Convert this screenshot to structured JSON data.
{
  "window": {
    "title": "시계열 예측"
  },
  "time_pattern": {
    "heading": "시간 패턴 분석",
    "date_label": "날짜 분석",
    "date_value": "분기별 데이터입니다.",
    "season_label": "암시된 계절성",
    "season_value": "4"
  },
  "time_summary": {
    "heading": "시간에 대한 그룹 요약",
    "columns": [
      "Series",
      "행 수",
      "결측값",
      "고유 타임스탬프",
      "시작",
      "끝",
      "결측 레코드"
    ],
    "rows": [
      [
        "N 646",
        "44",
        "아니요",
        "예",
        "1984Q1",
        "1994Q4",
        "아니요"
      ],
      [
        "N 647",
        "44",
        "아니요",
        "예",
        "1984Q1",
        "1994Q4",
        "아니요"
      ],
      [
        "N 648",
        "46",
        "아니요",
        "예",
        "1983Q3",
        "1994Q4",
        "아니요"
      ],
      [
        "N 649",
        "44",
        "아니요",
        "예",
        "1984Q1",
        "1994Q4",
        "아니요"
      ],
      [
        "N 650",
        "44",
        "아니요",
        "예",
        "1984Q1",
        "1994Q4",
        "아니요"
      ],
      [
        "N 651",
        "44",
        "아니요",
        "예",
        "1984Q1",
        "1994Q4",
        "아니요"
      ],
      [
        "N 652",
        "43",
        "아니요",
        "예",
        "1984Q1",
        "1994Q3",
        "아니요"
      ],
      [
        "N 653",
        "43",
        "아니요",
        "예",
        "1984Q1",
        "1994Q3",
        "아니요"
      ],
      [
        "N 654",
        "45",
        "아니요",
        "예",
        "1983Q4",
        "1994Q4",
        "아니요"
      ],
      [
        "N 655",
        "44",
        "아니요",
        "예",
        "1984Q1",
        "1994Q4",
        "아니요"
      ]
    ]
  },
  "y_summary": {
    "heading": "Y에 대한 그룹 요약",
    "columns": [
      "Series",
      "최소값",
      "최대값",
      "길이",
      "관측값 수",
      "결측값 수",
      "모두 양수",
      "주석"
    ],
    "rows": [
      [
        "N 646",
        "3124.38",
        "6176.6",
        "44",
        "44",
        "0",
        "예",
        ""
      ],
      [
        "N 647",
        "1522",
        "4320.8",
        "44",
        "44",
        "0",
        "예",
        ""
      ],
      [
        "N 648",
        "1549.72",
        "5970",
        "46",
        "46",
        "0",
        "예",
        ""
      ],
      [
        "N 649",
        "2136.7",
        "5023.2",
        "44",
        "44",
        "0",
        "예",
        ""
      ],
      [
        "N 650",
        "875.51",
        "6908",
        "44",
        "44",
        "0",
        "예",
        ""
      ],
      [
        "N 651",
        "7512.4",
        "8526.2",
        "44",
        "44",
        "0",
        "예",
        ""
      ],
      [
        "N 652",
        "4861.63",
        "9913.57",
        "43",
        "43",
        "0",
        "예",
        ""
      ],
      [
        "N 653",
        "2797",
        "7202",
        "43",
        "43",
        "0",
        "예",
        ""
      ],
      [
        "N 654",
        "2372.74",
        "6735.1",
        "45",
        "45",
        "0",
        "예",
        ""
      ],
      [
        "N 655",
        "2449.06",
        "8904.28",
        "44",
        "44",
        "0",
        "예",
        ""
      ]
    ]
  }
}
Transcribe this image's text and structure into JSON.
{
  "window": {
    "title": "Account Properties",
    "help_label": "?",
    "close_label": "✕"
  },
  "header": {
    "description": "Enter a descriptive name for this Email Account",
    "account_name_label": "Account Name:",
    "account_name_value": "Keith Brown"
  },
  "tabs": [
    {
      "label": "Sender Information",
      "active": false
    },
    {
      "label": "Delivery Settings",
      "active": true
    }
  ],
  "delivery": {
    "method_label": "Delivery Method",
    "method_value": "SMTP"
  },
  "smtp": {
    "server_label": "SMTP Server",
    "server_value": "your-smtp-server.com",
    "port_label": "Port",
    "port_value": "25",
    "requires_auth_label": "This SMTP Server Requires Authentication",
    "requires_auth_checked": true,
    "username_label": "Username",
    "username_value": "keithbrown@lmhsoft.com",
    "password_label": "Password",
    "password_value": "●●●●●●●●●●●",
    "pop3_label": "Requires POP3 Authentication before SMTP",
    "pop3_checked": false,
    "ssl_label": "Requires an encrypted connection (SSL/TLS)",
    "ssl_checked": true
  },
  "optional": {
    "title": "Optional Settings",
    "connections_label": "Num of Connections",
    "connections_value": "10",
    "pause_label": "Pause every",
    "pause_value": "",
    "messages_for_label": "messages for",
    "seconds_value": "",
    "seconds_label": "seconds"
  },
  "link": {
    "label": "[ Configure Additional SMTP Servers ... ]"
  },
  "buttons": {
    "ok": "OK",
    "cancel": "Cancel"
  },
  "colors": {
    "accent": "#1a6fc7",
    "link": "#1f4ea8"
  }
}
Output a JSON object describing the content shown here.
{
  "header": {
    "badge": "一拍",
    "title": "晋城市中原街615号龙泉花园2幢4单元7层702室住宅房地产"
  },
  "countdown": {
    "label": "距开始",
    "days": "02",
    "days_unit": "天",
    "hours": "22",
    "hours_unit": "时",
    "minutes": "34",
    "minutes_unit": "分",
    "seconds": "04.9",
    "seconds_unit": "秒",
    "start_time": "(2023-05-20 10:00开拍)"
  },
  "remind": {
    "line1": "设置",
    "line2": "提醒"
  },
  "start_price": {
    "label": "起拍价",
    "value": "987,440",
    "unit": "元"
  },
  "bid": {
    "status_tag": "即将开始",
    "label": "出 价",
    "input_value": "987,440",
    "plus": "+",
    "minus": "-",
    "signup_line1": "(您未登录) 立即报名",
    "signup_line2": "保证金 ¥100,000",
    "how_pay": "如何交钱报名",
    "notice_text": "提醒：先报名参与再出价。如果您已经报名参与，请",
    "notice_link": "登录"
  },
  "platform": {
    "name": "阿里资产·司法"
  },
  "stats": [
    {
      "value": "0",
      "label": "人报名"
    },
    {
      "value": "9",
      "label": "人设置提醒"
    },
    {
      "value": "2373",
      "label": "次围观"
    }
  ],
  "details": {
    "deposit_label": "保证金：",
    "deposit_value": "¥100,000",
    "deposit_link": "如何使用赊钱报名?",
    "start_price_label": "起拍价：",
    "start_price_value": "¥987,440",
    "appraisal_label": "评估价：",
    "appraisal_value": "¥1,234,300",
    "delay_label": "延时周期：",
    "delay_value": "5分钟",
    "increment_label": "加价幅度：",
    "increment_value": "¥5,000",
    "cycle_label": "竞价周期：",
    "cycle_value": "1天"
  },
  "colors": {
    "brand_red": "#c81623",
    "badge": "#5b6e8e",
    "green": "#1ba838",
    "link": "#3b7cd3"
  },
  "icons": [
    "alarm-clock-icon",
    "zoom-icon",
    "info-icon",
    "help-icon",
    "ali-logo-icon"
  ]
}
---
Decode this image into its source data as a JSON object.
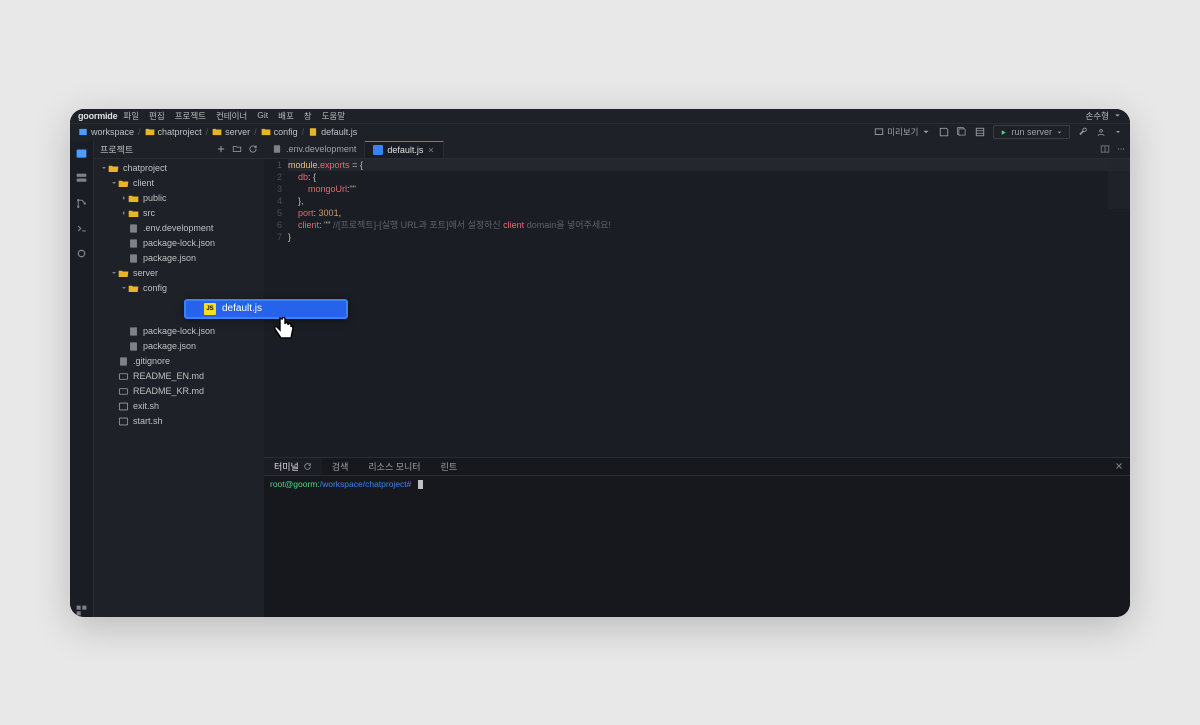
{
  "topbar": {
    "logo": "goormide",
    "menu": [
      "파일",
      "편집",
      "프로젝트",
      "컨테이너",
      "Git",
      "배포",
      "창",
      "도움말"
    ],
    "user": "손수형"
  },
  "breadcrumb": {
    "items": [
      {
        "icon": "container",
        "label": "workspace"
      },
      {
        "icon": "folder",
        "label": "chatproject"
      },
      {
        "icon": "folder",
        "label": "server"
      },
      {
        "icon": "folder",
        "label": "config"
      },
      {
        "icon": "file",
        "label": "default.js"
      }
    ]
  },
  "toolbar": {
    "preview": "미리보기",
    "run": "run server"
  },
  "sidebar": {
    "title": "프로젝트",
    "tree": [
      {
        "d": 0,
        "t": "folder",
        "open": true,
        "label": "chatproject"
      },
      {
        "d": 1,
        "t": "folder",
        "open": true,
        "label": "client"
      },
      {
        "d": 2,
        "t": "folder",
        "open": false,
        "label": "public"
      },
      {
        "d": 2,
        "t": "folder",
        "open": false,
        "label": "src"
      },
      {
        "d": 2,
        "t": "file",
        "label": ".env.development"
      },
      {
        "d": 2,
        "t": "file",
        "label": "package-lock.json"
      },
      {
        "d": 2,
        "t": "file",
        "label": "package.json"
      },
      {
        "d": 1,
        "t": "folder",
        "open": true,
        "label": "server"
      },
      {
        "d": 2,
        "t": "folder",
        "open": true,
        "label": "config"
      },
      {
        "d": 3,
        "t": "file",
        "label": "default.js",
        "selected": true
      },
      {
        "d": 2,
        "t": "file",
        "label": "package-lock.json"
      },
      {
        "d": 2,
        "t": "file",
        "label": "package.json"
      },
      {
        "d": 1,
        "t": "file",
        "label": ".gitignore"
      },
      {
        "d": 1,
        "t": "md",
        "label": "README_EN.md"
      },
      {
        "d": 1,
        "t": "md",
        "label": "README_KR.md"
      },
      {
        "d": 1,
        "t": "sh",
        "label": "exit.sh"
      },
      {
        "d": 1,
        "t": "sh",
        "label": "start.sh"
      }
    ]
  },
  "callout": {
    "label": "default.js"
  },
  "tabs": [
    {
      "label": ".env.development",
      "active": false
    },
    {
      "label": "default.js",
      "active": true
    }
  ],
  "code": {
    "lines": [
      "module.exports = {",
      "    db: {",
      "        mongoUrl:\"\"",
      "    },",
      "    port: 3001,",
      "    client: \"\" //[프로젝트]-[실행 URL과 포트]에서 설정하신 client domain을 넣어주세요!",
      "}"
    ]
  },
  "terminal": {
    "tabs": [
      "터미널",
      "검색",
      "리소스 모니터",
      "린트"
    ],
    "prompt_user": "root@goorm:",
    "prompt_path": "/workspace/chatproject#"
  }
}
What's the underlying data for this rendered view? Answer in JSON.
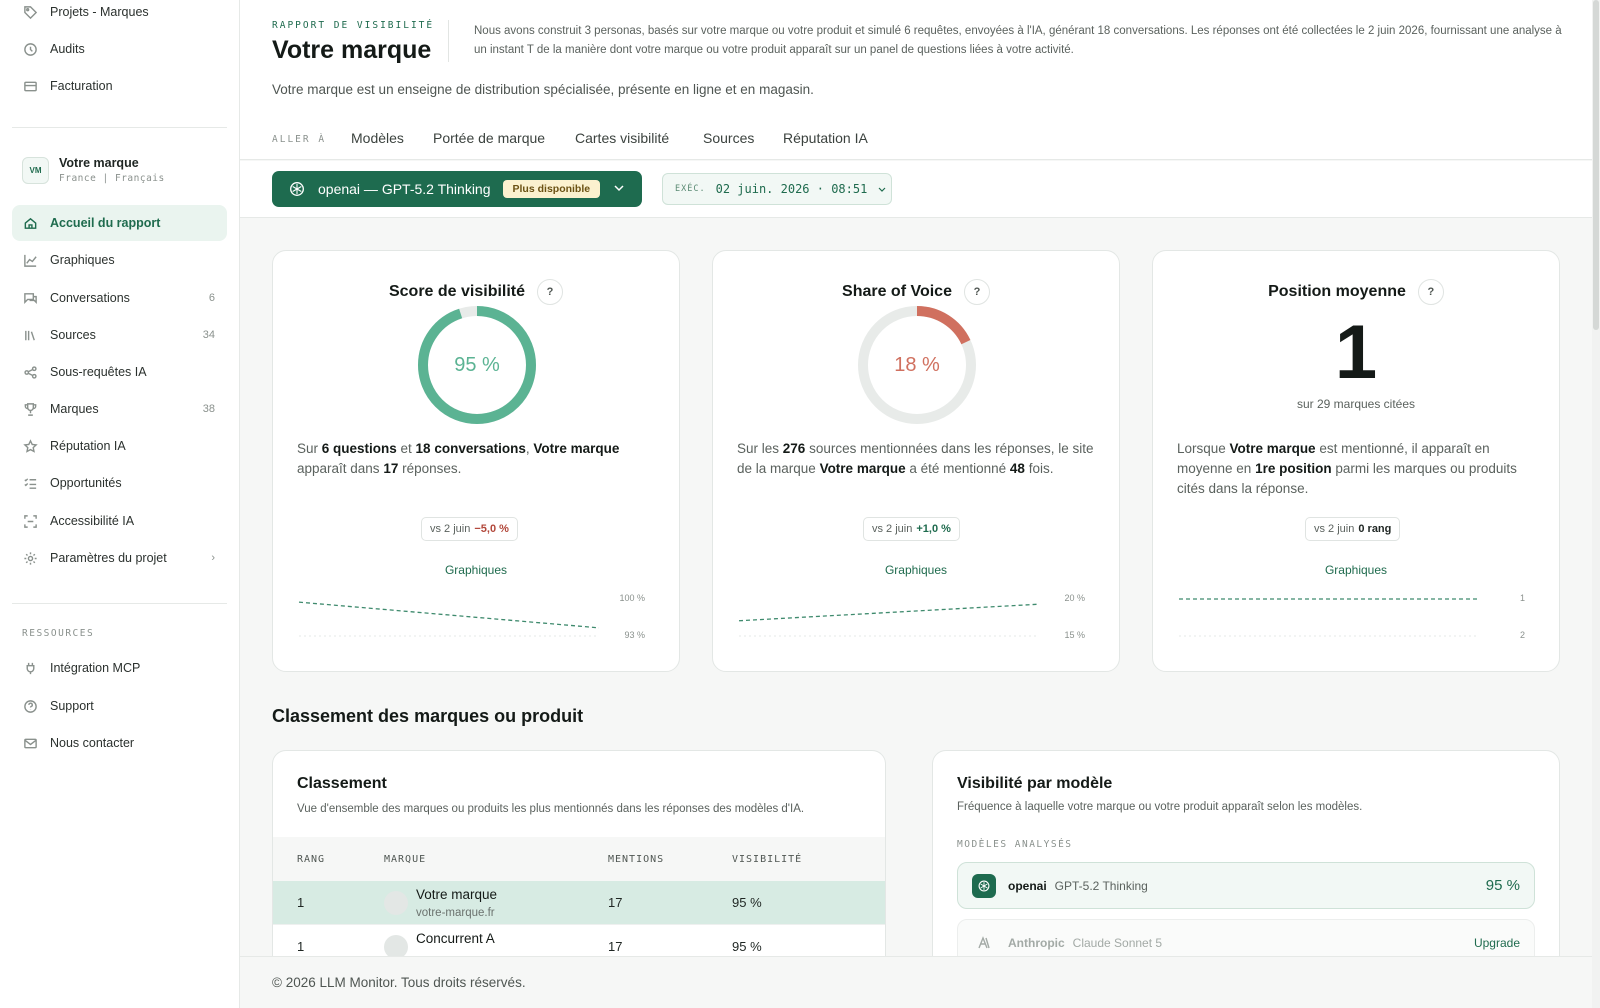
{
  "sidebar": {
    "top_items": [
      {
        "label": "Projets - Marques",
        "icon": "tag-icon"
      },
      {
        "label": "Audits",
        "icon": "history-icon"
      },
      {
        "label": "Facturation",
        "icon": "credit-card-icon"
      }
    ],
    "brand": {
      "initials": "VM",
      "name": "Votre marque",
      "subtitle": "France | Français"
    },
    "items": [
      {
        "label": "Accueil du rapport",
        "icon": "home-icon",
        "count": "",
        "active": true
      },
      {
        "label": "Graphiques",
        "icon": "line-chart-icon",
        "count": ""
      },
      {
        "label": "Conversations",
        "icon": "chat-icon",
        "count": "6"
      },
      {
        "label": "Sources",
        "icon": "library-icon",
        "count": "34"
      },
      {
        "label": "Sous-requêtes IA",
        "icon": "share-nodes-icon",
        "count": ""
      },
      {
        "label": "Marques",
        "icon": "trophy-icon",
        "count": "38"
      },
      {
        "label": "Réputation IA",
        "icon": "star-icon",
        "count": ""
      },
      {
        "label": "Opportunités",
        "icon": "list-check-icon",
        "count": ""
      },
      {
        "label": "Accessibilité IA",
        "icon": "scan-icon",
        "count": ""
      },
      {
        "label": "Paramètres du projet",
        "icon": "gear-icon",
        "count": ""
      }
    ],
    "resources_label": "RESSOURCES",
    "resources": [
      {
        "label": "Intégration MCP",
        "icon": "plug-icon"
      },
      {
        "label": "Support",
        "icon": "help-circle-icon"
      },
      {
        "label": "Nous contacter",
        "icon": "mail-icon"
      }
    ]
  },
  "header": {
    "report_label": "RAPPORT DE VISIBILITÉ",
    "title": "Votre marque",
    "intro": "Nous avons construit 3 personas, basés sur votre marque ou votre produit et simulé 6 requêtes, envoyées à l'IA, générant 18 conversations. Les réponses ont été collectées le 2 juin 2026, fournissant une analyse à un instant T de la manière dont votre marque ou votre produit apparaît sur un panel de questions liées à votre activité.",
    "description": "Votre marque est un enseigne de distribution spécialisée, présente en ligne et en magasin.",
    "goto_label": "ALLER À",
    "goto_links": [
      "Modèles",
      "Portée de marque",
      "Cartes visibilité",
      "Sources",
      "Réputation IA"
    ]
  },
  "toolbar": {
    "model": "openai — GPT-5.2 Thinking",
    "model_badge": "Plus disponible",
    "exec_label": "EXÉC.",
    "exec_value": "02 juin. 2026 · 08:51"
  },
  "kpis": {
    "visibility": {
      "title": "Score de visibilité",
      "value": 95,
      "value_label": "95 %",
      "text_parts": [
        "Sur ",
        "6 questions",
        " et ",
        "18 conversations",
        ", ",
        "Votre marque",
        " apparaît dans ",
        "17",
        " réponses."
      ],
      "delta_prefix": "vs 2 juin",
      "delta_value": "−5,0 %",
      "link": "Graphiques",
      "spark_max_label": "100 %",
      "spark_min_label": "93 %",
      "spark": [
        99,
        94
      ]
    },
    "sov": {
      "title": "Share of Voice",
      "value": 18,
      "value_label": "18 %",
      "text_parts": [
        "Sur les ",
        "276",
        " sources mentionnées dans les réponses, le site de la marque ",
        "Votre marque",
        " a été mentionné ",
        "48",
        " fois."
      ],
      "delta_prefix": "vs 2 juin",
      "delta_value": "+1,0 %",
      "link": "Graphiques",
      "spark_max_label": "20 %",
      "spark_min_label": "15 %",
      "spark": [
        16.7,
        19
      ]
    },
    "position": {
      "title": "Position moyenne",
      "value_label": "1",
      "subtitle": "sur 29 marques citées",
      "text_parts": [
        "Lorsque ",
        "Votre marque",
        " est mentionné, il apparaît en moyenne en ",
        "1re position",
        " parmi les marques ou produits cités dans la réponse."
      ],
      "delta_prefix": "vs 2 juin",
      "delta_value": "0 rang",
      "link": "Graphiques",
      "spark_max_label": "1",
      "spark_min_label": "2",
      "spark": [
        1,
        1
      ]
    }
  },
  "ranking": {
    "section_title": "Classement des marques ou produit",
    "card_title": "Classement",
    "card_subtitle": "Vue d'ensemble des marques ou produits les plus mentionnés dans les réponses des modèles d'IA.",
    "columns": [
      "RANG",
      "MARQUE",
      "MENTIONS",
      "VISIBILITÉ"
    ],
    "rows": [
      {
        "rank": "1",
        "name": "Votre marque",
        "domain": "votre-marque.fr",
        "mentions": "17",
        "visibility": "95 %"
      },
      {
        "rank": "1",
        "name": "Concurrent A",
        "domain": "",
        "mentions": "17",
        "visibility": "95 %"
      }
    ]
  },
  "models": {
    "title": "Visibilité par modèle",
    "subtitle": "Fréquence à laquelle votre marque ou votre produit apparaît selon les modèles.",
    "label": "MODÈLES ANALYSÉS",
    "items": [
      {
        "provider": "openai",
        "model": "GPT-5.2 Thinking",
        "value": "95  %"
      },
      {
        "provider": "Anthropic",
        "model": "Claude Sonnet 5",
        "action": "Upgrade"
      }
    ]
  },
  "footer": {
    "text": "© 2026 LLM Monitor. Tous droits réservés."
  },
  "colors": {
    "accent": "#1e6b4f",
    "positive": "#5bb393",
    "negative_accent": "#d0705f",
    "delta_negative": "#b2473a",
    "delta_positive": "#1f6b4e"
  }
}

- [TASK GOAL] Copy every line above in which the string "heading" shows up.

- [THE COMPLETED TASK]
    "heading": "시간 패턴 분석",
    "heading": "시간에 대한 그룹 요약",
    "heading": "Y에 대한 그룹 요약",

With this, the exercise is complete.